Dataset records:
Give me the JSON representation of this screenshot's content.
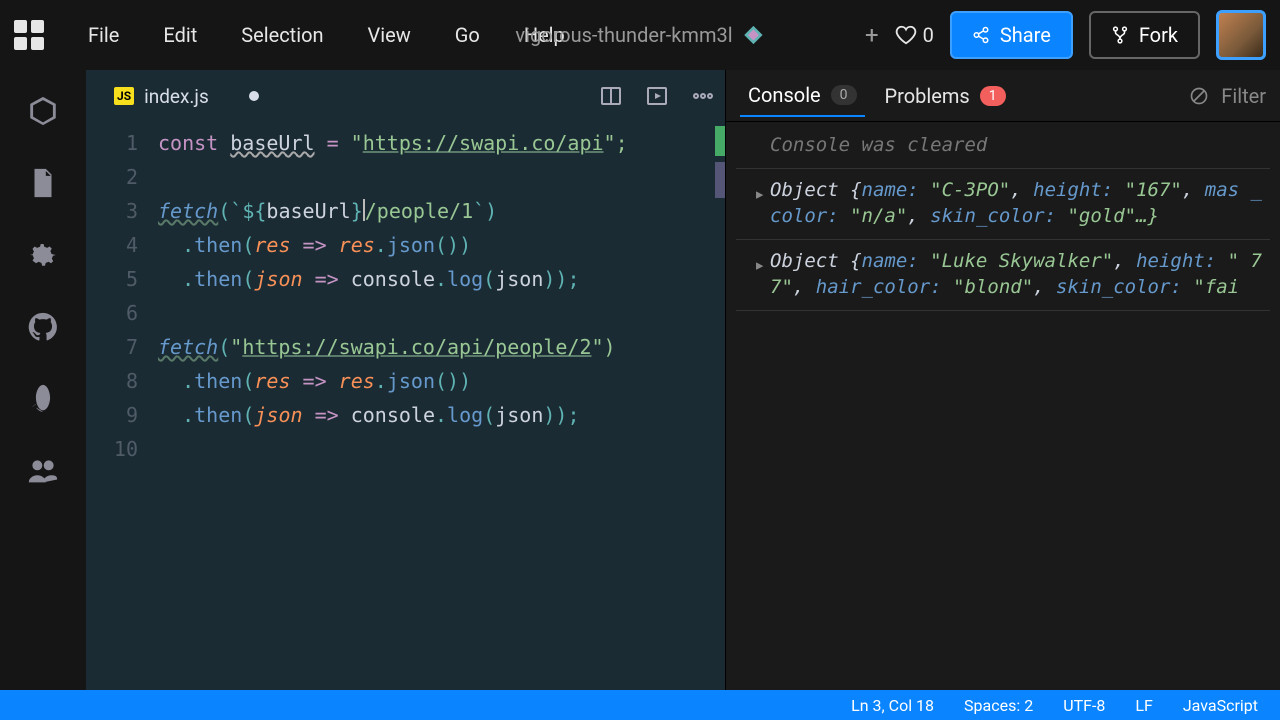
{
  "menu": {
    "file": "File",
    "edit": "Edit",
    "selection": "Selection",
    "view": "View",
    "go": "Go",
    "help": "Help"
  },
  "project_name": "vigorous-thunder-kmm3l",
  "topbar": {
    "plus": "+",
    "likes_count": "0",
    "share": "Share",
    "fork": "Fork"
  },
  "tab": {
    "filename": "index.js",
    "js_badge": "JS"
  },
  "console_tabs": {
    "console": "Console",
    "console_badge": "0",
    "problems": "Problems",
    "problems_badge": "1",
    "filter": "Filter"
  },
  "console": {
    "cleared": "Console was cleared",
    "obj1_a": "Object {",
    "obj1_name_k": "name:",
    "obj1_name_v": "\"C-3PO\"",
    "obj1_height_k": "height:",
    "obj1_height_v": "\"167\"",
    "obj1_mas_k": "mas",
    "obj1_color_k": "_color:",
    "obj1_color_v": "\"n/a\"",
    "obj1_skin_k": "skin_color:",
    "obj1_skin_v": "\"gold\"…}",
    "obj2_a": "Object {",
    "obj2_name_k": "name:",
    "obj2_name_v": "\"Luke Skywalker\"",
    "obj2_height_k": "height:",
    "obj2_height_v": "\"",
    "obj2_77": "77\"",
    "obj2_hair_k": "hair_color:",
    "obj2_hair_v": "\"blond\"",
    "obj2_skin_k": "skin_color:",
    "obj2_skin_v": "\"fai"
  },
  "code": {
    "l1_const": "const ",
    "l1_base": "baseUrl",
    "l1_eq": " = ",
    "l1_q": "\"",
    "l1_url": "https://swapi.co/api",
    "l1_end": "\";",
    "l3_fetch": "fetch",
    "l3_open": "(`",
    "l3_tplO": "${",
    "l3_b": "baseUrl",
    "l3_tplC": "}",
    "l3_path": "/people/1",
    "l3_close": "`)",
    "l4_indent": "  ",
    "l4_dot": ".",
    "l4_then": "then",
    "l4_open": "(",
    "l4_res": "res",
    "l4_arrow": " => ",
    "l4_res2": "res",
    "l4_dot2": ".",
    "l4_json": "json",
    "l4_close": "())",
    "l5_indent": "  ",
    "l5_dot": ".",
    "l5_then": "then",
    "l5_open": "(",
    "l5_json": "json",
    "l5_arrow": " => ",
    "l5_console": "console",
    "l5_dot2": ".",
    "l5_log": "log",
    "l5_open2": "(",
    "l5_json2": "json",
    "l5_close": "));",
    "l7_fetch": "fetch",
    "l7_open": "(",
    "l7_q": "\"",
    "l7_url": "https://swapi.co/api/people/2",
    "l7_close": "\")",
    "l8_indent": "  ",
    "l8_dot": ".",
    "l8_then": "then",
    "l8_open": "(",
    "l8_res": "res",
    "l8_arrow": " => ",
    "l8_res2": "res",
    "l8_dot2": ".",
    "l8_json": "json",
    "l8_close": "())",
    "l9_indent": "  ",
    "l9_dot": ".",
    "l9_then": "then",
    "l9_open": "(",
    "l9_json": "json",
    "l9_arrow": " => ",
    "l9_console": "console",
    "l9_dot2": ".",
    "l9_log": "log",
    "l9_open2": "(",
    "l9_json2": "json",
    "l9_close": "));"
  },
  "status": {
    "pos": "Ln 3, Col 18",
    "spaces": "Spaces: 2",
    "enc": "UTF-8",
    "eol": "LF",
    "lang": "JavaScript"
  },
  "gutter": [
    "1",
    "2",
    "3",
    "4",
    "5",
    "6",
    "7",
    "8",
    "9",
    "10"
  ]
}
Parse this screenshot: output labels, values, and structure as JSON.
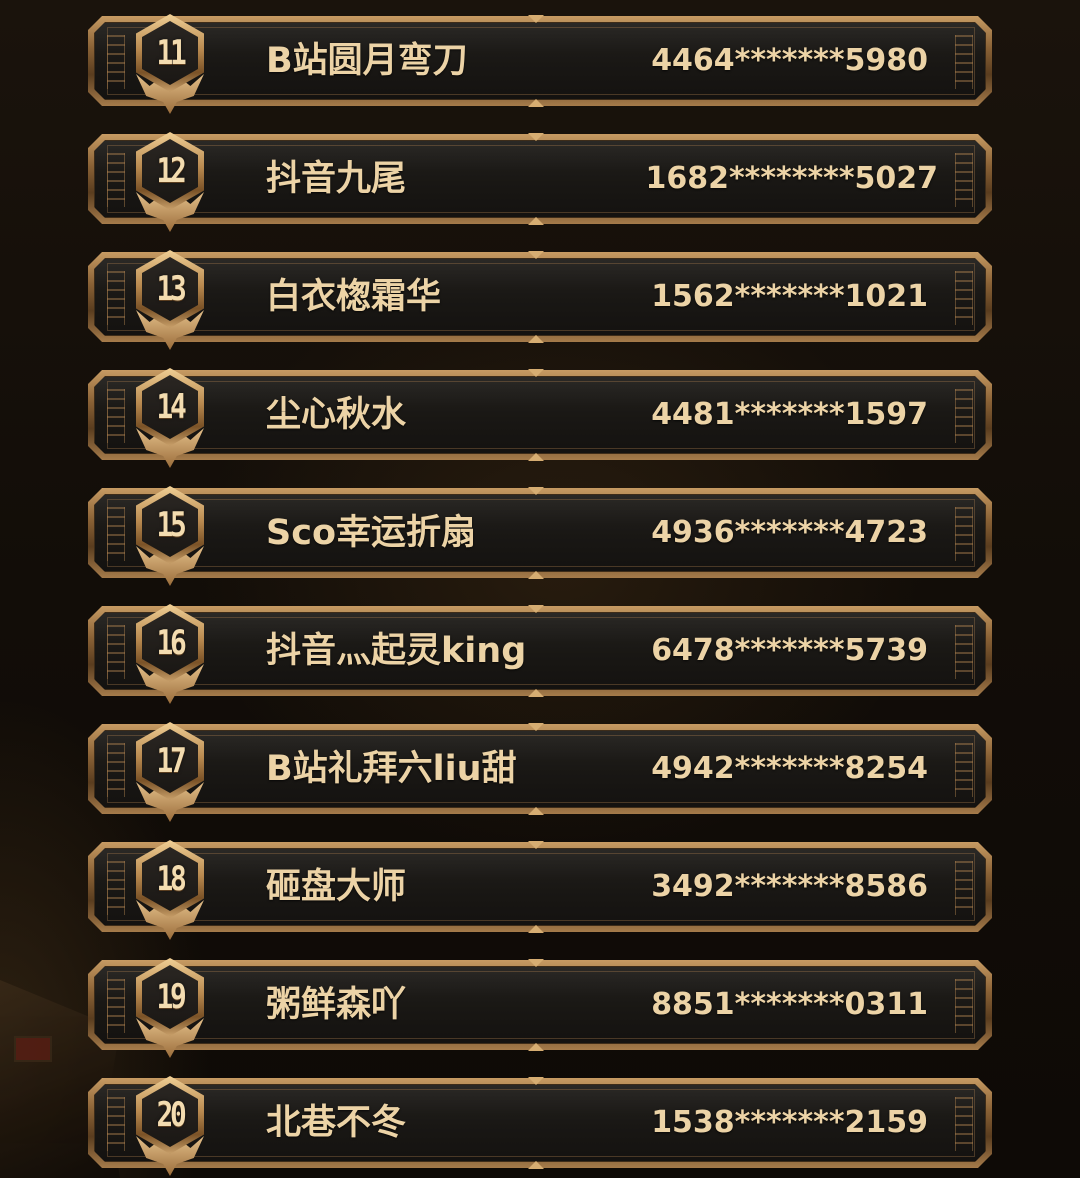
{
  "entries": [
    {
      "rank": "11",
      "name": "B站圆月弯刀",
      "account": "4464*******5980"
    },
    {
      "rank": "12",
      "name": "抖音九尾",
      "account": "1682********5027"
    },
    {
      "rank": "13",
      "name": "白衣楤霜华",
      "account": "1562*******1021"
    },
    {
      "rank": "14",
      "name": "尘心秋水",
      "account": "4481*******1597"
    },
    {
      "rank": "15",
      "name": "Sco幸运折扇",
      "account": "4936*******4723"
    },
    {
      "rank": "16",
      "name": "抖音灬起灵king",
      "account": "6478*******5739"
    },
    {
      "rank": "17",
      "name": "B站礼拜六liu甜",
      "account": "4942*******8254"
    },
    {
      "rank": "18",
      "name": "砸盘大师",
      "account": "3492*******8586"
    },
    {
      "rank": "19",
      "name": "粥鲜森吖",
      "account": "8851*******0311"
    },
    {
      "rank": "20",
      "name": "北巷不冬",
      "account": "1538*******2159"
    }
  ],
  "colors": {
    "text_gold": "#ecd3a6",
    "frame_gold": "#c79b63",
    "plate_dark": "#1b1916",
    "background": "#120d08"
  },
  "icons": {
    "rank_badge": "hexagon-winged-badge-icon"
  }
}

--- Task objective ---
Count all lines of the data that include "swapi". The answer is the number alone.

--- Result ---
2